*Task to complete:* Scan the data below and pick out the lines containing the word "도로노반재로서의".

'''

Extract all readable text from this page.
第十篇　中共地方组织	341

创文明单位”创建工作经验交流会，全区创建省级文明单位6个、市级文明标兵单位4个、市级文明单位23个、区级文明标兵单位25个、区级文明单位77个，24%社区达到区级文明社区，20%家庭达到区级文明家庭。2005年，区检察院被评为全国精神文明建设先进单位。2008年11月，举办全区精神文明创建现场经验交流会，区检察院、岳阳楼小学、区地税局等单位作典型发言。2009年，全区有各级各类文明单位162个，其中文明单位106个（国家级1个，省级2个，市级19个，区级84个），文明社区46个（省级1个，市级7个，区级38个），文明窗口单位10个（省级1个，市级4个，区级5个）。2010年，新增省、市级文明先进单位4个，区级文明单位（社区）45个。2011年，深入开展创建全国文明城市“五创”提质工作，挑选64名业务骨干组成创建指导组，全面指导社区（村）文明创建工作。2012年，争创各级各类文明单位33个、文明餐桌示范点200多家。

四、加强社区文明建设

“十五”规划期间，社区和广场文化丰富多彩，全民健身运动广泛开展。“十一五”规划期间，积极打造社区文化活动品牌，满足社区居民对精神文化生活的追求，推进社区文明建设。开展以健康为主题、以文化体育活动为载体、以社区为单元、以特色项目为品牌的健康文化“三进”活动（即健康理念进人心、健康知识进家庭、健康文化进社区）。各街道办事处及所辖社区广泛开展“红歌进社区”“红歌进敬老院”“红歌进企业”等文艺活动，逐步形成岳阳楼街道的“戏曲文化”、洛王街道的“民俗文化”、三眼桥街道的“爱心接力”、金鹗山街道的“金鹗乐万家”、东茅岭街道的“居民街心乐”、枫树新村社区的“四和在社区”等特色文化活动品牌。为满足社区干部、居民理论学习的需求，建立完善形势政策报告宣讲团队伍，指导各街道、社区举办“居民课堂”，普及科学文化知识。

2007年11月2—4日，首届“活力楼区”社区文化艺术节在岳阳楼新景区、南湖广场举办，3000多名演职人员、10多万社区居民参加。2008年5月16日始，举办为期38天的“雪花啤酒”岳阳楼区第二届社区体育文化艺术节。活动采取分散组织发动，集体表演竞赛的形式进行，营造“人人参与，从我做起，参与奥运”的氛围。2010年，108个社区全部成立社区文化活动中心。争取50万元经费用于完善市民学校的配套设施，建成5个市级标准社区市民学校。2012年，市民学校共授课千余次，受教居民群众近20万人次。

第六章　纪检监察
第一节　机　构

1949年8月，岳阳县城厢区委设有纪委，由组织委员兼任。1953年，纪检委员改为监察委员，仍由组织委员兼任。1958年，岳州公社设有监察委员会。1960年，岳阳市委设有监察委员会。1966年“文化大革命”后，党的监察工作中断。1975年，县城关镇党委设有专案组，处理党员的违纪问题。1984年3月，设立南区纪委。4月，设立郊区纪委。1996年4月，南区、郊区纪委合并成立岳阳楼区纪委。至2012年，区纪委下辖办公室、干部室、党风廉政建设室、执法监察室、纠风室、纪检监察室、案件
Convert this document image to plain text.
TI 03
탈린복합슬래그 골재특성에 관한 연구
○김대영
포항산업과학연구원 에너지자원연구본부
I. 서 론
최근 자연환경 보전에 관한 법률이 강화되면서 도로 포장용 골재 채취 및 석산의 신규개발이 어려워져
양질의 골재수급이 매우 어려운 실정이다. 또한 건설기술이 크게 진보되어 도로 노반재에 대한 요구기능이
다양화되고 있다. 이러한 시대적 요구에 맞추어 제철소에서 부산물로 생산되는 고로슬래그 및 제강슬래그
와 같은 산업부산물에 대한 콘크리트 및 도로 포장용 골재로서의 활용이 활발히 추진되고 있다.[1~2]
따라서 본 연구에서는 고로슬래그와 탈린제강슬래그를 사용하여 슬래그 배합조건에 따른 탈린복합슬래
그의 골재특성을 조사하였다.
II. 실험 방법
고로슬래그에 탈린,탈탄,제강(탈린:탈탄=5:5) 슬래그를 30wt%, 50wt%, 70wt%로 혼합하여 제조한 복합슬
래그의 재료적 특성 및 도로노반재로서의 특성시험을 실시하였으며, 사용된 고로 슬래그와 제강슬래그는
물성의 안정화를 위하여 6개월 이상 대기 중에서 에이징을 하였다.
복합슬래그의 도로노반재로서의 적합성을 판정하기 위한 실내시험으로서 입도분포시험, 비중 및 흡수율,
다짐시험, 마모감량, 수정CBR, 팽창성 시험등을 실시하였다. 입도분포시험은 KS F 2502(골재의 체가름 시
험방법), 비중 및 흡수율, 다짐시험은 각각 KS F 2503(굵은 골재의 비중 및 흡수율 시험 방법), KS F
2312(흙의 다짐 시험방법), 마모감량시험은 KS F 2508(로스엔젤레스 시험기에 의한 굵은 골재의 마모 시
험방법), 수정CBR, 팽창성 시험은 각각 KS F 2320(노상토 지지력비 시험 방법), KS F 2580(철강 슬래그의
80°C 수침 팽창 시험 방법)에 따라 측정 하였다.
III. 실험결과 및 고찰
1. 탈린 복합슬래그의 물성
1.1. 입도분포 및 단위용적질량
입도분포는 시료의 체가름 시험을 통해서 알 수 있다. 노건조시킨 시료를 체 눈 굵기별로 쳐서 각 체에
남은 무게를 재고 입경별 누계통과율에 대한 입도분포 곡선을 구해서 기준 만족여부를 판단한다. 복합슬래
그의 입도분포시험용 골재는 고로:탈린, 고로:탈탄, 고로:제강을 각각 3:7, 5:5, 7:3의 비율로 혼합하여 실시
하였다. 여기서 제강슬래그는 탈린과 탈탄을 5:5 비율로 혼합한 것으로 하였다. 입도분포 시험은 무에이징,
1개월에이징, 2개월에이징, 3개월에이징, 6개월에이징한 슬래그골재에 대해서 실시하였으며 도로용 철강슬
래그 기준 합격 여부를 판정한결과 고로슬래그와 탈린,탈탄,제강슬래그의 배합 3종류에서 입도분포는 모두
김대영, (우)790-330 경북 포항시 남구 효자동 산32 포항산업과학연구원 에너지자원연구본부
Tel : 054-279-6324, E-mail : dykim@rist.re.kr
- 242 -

'''

*Final result:*
래그의 재료적 특성 및 도로노반재로서의 특성시험을 실시하였으며, 사용된 고로 슬래그와 제강슬래그는
복합슬래그의 도로노반재로서의 적합성을 판정하기 위한 실내시험으로서 입도분포시험, 비중 및 흡수율,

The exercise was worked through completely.